## Dataset records
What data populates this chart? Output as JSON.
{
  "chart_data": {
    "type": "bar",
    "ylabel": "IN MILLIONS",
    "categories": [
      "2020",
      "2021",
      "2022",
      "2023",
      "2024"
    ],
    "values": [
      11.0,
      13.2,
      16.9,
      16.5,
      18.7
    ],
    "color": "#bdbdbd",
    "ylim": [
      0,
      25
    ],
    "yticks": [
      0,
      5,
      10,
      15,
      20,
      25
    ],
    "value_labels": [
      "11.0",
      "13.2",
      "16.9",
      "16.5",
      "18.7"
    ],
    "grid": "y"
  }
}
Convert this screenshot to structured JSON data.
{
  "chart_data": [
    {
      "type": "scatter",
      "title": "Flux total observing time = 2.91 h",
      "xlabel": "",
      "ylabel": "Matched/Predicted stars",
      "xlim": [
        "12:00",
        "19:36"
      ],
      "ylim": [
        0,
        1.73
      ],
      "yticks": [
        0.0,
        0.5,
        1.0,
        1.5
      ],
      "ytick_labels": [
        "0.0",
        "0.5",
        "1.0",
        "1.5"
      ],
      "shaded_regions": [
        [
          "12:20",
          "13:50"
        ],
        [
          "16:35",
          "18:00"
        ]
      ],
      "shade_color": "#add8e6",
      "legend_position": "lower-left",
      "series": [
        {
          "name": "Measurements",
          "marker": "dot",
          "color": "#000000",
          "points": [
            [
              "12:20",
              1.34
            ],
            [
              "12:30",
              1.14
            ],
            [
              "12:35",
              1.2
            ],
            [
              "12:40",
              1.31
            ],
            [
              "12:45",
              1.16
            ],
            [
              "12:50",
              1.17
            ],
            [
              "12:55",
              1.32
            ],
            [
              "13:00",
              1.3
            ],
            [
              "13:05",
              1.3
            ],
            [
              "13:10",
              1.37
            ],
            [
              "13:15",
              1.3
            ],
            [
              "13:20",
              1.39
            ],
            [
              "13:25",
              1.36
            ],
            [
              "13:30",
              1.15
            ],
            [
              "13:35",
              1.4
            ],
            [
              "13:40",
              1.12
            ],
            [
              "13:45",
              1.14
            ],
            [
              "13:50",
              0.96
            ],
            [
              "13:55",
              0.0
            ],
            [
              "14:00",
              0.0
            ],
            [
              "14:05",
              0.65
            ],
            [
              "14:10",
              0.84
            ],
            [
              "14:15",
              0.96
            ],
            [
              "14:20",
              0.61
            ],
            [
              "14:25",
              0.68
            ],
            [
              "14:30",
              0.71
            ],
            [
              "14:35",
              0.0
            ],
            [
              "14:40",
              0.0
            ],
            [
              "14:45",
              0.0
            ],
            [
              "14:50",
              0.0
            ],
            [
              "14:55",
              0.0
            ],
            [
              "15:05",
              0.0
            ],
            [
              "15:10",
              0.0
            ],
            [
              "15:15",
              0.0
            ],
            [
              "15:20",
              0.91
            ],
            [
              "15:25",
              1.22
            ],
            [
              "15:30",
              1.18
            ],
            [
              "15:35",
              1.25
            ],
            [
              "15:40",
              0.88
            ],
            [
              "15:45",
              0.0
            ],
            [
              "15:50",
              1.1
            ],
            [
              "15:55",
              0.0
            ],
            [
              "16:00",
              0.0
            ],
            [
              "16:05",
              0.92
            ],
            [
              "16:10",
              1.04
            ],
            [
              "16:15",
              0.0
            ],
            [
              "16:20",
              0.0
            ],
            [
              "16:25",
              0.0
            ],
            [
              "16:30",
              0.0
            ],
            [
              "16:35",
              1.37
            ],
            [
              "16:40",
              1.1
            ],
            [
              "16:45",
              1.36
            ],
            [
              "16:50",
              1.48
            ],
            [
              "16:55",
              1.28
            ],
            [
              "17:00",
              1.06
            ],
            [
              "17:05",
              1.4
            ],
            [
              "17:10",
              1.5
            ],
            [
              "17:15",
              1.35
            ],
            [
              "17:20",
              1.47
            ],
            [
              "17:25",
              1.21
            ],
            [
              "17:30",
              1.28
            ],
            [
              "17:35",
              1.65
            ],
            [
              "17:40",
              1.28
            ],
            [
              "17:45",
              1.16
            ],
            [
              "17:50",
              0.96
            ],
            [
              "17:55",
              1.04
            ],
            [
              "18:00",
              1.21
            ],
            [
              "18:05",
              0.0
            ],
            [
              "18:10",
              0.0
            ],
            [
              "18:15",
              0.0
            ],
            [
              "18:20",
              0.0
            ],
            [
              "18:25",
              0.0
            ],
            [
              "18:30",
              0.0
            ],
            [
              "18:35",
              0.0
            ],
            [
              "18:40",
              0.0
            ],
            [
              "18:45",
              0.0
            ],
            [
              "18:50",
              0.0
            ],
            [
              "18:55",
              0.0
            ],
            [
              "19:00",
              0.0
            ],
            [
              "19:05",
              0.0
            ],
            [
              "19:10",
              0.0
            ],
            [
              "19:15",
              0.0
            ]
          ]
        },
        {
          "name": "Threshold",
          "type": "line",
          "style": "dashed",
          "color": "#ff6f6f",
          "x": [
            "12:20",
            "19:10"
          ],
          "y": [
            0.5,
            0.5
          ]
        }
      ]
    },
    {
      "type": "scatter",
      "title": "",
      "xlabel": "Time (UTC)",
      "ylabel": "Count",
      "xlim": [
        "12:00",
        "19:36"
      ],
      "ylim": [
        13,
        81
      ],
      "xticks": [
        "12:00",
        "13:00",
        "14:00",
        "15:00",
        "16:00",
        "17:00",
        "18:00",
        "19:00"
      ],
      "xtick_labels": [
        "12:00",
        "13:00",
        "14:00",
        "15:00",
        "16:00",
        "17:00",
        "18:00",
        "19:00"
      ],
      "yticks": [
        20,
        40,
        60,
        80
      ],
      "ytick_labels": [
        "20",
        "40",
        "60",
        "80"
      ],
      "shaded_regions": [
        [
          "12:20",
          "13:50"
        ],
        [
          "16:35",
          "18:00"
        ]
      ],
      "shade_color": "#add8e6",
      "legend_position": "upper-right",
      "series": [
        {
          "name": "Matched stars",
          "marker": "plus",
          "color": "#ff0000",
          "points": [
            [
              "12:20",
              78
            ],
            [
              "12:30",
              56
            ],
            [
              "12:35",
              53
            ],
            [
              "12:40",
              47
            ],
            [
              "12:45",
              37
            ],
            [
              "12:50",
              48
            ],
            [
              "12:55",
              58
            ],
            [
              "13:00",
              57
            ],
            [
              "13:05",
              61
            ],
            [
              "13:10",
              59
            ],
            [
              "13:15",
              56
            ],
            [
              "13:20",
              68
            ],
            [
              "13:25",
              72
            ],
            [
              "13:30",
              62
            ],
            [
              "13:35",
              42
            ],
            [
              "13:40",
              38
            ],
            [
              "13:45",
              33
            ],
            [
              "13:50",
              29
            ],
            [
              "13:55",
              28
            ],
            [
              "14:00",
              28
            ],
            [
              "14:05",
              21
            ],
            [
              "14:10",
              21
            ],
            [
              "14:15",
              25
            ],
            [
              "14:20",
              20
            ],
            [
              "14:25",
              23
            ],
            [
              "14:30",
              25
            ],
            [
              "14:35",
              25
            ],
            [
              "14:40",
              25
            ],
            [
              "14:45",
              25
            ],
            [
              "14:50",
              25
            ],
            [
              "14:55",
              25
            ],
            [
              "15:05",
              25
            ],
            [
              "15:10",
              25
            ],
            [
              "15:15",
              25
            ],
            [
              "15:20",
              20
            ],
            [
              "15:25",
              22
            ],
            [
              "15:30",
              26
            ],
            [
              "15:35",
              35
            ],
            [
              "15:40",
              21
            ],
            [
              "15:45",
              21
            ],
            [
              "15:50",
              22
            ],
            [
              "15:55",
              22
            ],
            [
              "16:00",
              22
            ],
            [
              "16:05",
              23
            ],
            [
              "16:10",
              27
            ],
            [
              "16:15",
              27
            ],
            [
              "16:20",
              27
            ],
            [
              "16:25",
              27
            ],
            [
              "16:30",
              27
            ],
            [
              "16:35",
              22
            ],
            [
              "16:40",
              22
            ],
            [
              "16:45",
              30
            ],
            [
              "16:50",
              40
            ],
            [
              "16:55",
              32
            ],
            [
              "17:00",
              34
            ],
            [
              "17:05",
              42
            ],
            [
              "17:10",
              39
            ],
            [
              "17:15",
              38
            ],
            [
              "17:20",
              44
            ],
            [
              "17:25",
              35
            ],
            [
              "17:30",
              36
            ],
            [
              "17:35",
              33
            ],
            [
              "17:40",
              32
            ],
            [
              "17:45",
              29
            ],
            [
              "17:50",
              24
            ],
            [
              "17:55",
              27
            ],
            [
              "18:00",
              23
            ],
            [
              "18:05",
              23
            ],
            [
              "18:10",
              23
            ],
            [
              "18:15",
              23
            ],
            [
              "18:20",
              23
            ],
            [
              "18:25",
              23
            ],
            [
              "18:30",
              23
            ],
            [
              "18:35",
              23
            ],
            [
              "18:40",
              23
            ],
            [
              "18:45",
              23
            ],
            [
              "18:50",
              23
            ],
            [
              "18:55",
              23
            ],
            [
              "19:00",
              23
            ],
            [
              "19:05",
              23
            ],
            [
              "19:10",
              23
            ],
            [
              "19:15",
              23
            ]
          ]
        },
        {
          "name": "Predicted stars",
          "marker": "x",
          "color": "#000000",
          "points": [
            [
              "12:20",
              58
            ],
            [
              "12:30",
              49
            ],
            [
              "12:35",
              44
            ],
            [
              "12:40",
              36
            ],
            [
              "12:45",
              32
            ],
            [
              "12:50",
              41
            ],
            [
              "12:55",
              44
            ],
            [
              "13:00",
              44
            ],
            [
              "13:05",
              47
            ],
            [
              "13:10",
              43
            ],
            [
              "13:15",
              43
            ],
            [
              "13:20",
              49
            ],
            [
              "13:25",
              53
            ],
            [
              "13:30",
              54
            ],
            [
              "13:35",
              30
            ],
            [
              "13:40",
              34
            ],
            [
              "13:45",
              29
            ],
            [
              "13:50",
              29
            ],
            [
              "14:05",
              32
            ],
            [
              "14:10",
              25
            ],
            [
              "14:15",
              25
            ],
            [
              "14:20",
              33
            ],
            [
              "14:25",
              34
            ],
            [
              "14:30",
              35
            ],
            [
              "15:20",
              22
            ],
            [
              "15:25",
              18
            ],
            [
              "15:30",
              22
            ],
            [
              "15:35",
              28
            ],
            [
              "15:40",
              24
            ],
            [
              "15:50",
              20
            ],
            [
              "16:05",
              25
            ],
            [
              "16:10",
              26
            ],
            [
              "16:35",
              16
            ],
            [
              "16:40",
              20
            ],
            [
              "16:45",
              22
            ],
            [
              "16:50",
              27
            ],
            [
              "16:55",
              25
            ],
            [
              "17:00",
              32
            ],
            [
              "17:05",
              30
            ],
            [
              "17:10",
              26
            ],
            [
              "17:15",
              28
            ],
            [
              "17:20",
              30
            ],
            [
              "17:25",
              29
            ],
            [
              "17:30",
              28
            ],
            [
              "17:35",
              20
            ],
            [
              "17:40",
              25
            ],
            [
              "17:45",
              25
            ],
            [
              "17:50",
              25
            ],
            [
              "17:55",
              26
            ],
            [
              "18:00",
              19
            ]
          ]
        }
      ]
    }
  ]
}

## Set exercise
State how many lines of the listing above hold the word "Predicted", with nothing but the number.

## Correct response
2